Description of the task ->
Please write out the material below exactly as given.

Exercise data ->
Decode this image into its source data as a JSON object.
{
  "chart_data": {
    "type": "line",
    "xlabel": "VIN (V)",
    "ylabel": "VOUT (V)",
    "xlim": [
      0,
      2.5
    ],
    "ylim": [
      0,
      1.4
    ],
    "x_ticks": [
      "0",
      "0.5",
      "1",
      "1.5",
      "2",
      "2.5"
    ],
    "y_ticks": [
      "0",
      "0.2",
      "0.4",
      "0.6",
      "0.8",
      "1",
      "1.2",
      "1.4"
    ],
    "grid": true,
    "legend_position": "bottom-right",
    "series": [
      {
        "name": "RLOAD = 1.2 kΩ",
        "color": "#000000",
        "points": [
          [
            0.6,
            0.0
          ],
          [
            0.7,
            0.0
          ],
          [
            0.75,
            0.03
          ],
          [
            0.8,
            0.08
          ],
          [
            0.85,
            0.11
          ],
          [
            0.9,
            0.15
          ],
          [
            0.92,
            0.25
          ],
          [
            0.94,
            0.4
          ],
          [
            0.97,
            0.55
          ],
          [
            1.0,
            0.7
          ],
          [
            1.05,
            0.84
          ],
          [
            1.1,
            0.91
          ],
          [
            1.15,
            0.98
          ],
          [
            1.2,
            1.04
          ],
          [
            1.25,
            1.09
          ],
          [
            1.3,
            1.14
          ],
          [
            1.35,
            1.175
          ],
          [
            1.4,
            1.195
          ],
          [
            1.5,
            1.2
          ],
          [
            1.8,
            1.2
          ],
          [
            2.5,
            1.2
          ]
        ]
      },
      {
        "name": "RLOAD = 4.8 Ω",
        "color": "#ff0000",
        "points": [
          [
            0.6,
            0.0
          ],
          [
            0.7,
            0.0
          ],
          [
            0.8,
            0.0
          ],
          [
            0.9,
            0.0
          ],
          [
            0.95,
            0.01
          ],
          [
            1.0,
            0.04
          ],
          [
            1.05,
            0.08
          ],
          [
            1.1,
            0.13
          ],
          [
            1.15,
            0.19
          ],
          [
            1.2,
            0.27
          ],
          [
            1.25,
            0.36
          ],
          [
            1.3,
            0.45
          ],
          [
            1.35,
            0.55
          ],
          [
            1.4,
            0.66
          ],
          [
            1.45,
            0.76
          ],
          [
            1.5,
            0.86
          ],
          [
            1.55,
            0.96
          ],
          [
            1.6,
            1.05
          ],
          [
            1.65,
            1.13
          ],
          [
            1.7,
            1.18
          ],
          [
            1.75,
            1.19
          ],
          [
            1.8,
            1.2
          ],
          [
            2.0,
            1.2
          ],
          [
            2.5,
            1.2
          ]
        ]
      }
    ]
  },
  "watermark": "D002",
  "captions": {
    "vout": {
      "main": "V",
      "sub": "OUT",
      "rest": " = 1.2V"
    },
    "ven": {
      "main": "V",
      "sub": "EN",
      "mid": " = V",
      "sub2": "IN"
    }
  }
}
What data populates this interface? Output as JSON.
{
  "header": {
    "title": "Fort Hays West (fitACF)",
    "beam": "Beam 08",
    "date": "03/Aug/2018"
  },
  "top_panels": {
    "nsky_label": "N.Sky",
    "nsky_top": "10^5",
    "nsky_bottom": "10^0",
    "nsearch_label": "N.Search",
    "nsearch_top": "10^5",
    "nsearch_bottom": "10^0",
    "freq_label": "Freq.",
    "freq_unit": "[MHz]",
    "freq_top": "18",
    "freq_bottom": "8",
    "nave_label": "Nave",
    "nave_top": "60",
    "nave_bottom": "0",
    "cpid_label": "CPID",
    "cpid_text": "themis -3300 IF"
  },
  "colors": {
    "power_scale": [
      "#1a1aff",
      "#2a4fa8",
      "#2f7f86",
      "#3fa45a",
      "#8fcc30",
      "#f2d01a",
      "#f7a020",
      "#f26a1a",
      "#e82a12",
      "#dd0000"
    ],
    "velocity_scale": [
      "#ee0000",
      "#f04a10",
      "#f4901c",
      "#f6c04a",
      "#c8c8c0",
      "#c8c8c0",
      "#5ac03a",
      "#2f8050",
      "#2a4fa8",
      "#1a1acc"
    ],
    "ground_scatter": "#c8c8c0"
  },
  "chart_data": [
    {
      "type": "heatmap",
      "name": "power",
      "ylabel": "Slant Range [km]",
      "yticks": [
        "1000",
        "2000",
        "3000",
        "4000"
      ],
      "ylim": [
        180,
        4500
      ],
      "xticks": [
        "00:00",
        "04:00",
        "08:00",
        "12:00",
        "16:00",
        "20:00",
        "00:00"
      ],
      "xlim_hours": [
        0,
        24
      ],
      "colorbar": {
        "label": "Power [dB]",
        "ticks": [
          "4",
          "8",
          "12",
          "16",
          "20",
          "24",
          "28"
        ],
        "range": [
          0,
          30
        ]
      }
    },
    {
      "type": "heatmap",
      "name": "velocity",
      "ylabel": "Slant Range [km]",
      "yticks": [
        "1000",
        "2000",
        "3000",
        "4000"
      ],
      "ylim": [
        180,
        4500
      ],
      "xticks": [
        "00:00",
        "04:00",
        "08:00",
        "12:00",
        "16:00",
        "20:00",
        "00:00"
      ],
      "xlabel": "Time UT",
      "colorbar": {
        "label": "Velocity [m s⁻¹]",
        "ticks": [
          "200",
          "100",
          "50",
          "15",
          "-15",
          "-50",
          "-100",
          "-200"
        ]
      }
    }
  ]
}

Output for this exercise ->
Decode this image into its source data as a JSON object.
{
  "chart_data": {
    "type": "line",
    "xlabel": "VIN (V)",
    "ylabel": "VOUT (V)",
    "xlim": [
      0,
      2.5
    ],
    "ylim": [
      0,
      1.4
    ],
    "x_ticks": [
      "0",
      "0.5",
      "1",
      "1.5",
      "2",
      "2.5"
    ],
    "y_ticks": [
      "0",
      "0.2",
      "0.4",
      "0.6",
      "0.8",
      "1",
      "1.2",
      "1.4"
    ],
    "grid": true,
    "legend_position": "bottom-right",
    "series": [
      {
        "name": "RLOAD = 1.2 kΩ",
        "color": "#000000",
        "points": [
          [
            0.6,
            0.0
          ],
          [
            0.7,
            0.0
          ],
          [
            0.75,
            0.03
          ],
          [
            0.8,
            0.08
          ],
          [
            0.85,
            0.11
          ],
          [
            0.9,
            0.15
          ],
          [
            0.92,
            0.25
          ],
          [
            0.94,
            0.4
          ],
          [
            0.97,
            0.55
          ],
          [
            1.0,
            0.7
          ],
          [
            1.05,
            0.84
          ],
          [
            1.1,
            0.91
          ],
          [
            1.15,
            0.98
          ],
          [
            1.2,
            1.04
          ],
          [
            1.25,
            1.09
          ],
          [
            1.3,
            1.14
          ],
          [
            1.35,
            1.175
          ],
          [
            1.4,
            1.195
          ],
          [
            1.5,
            1.2
          ],
          [
            1.8,
            1.2
          ],
          [
            2.5,
            1.2
          ]
        ]
      },
      {
        "name": "RLOAD = 4.8 Ω",
        "color": "#ff0000",
        "points": [
          [
            0.6,
            0.0
          ],
          [
            0.7,
            0.0
          ],
          [
            0.8,
            0.0
          ],
          [
            0.9,
            0.0
          ],
          [
            0.95,
            0.01
          ],
          [
            1.0,
            0.04
          ],
          [
            1.05,
            0.08
          ],
          [
            1.1,
            0.13
          ],
          [
            1.15,
            0.19
          ],
          [
            1.2,
            0.27
          ],
          [
            1.25,
            0.36
          ],
          [
            1.3,
            0.45
          ],
          [
            1.35,
            0.55
          ],
          [
            1.4,
            0.66
          ],
          [
            1.45,
            0.76
          ],
          [
            1.5,
            0.86
          ],
          [
            1.55,
            0.96
          ],
          [
            1.6,
            1.05
          ],
          [
            1.65,
            1.13
          ],
          [
            1.7,
            1.18
          ],
          [
            1.75,
            1.19
          ],
          [
            1.8,
            1.2
          ],
          [
            2.0,
            1.2
          ],
          [
            2.5,
            1.2
          ]
        ]
      }
    ]
  },
  "watermark": "D002",
  "captions": {
    "vout": {
      "main": "V",
      "sub": "OUT",
      "rest": " = 1.2V"
    },
    "ven": {
      "main": "V",
      "sub": "EN",
      "mid": " = V",
      "sub2": "IN"
    }
  }
}
What data populates this interface? Output as JSON.
{
  "header": {
    "title": "Fort Hays West (fitACF)",
    "beam": "Beam 08",
    "date": "03/Aug/2018"
  },
  "top_panels": {
    "nsky_label": "N.Sky",
    "nsky_top": "10^5",
    "nsky_bottom": "10^0",
    "nsearch_label": "N.Search",
    "nsearch_top": "10^5",
    "nsearch_bottom": "10^0",
    "freq_label": "Freq.",
    "freq_unit": "[MHz]",
    "freq_top": "18",
    "freq_bottom": "8",
    "nave_label": "Nave",
    "nave_top": "60",
    "nave_bottom": "0",
    "cpid_label": "CPID",
    "cpid_text": "themis -3300 IF"
  },
  "colors": {
    "power_scale": [
      "#1a1aff",
      "#2a4fa8",
      "#2f7f86",
      "#3fa45a",
      "#8fcc30",
      "#f2d01a",
      "#f7a020",
      "#f26a1a",
      "#e82a12",
      "#dd0000"
    ],
    "velocity_scale": [
      "#ee0000",
      "#f04a10",
      "#f4901c",
      "#f6c04a",
      "#c8c8c0",
      "#c8c8c0",
      "#5ac03a",
      "#2f8050",
      "#2a4fa8",
      "#1a1acc"
    ],
    "ground_scatter": "#c8c8c0"
  },
  "chart_data": [
    {
      "type": "heatmap",
      "name": "power",
      "ylabel": "Slant Range [km]",
      "yticks": [
        "1000",
        "2000",
        "3000",
        "4000"
      ],
      "ylim": [
        180,
        4500
      ],
      "xticks": [
        "00:00",
        "04:00",
        "08:00",
        "12:00",
        "16:00",
        "20:00",
        "00:00"
      ],
      "xlim_hours": [
        0,
        24
      ],
      "colorbar": {
        "label": "Power [dB]",
        "ticks": [
          "4",
          "8",
          "12",
          "16",
          "20",
          "24",
          "28"
        ],
        "range": [
          0,
          30
        ]
      }
    },
    {
      "type": "heatmap",
      "name": "velocity",
      "ylabel": "Slant Range [km]",
      "yticks": [
        "1000",
        "2000",
        "3000",
        "4000"
      ],
      "ylim": [
        180,
        4500
      ],
      "xticks": [
        "00:00",
        "04:00",
        "08:00",
        "12:00",
        "16:00",
        "20:00",
        "00:00"
      ],
      "xlabel": "Time UT",
      "colorbar": {
        "label": "Velocity [m s⁻¹]",
        "ticks": [
          "200",
          "100",
          "50",
          "15",
          "-15",
          "-50",
          "-100",
          "-200"
        ]
      }
    }
  ]
}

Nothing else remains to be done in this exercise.